## begin Entries shown

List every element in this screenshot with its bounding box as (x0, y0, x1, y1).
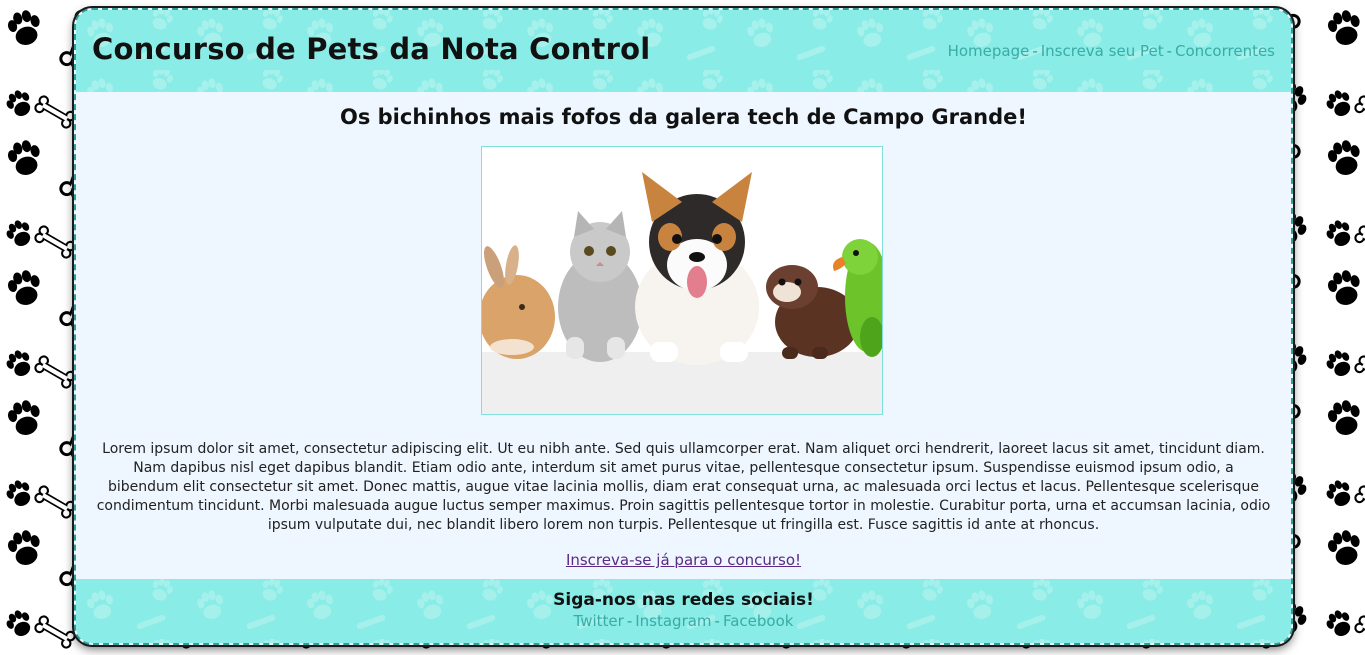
puppy-figure (635, 172, 759, 365)
top-nav: Homepage - Inscreva seu Pet - Concorrentes (948, 42, 1275, 60)
cta-container: Inscreva-se já para o concurso! (76, 551, 1291, 569)
nav-separator: - (1032, 42, 1038, 60)
page-card: Concurso de Pets da Nota Control Homepag… (74, 8, 1293, 645)
site-footer: Siga-nos nas redes sociais! Twitter - Inst… (76, 579, 1291, 643)
register-cta-link[interactable]: Inscreva-se já para o concurso! (566, 551, 801, 569)
site-header: Concurso de Pets da Nota Control Homepag… (76, 10, 1291, 92)
nav-link-contestants[interactable]: Concorrentes (1175, 42, 1275, 60)
instagram-link[interactable]: Instagram (635, 612, 711, 630)
page-headline: Os bichinhos mais fofos da galera tech d… (339, 105, 1027, 129)
nav-link-homepage[interactable]: Homepage (948, 42, 1030, 60)
footer-pattern-decoration (76, 579, 1291, 643)
pets-group-image (481, 146, 883, 415)
social-separator: - (626, 612, 633, 630)
footer-title: Siga-nos nas redes sociais! (553, 590, 814, 610)
site-title: Concurso de Pets da Nota Control (92, 32, 651, 66)
body-paragraph: Lorem ipsum dolor sit amet, consectetur … (96, 441, 1271, 533)
twitter-link[interactable]: Twitter (574, 612, 624, 630)
social-links: Twitter - Instagram - Facebook (76, 612, 1291, 630)
nav-link-register-pet[interactable]: Inscreva seu Pet (1041, 42, 1164, 60)
social-separator: - (714, 612, 720, 630)
nav-separator: - (1166, 42, 1173, 60)
facebook-link[interactable]: Facebook (723, 612, 793, 630)
main-content: Os bichinhos mais fofos da galera tech d… (76, 92, 1291, 579)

## end Entries shown

What to produce ▸ Repeat everything in the records from the line containing "puppy-figure (635, 172, 759, 365)" down to the line containing "site-title: Concurso de", with both of those lines included.

Full output ▸
puppy-figure (635, 172, 759, 365)
top-nav: Homepage - Inscreva seu Pet - Concorrentes (948, 42, 1275, 60)
cta-container: Inscreva-se já para o concurso! (76, 551, 1291, 569)
nav-separator: - (1032, 42, 1038, 60)
page-card: Concurso de Pets da Nota Control Homepag… (74, 8, 1293, 645)
site-footer: Siga-nos nas redes sociais! Twitter - Inst… (76, 579, 1291, 643)
register-cta-link[interactable]: Inscreva-se já para o concurso! (566, 551, 801, 569)
site-header: Concurso de Pets da Nota Control Homepag… (76, 10, 1291, 92)
nav-link-contestants[interactable]: Concorrentes (1175, 42, 1275, 60)
instagram-link[interactable]: Instagram (635, 612, 711, 630)
page-headline: Os bichinhos mais fofos da galera tech d… (339, 105, 1027, 129)
nav-link-homepage[interactable]: Homepage (948, 42, 1030, 60)
footer-pattern-decoration (76, 579, 1291, 643)
pets-group-image (481, 146, 883, 415)
social-separator: - (626, 612, 633, 630)
footer-title: Siga-nos nas redes sociais! (553, 590, 814, 610)
site-title: Concurso de Pets da Nota Control (92, 32, 651, 66)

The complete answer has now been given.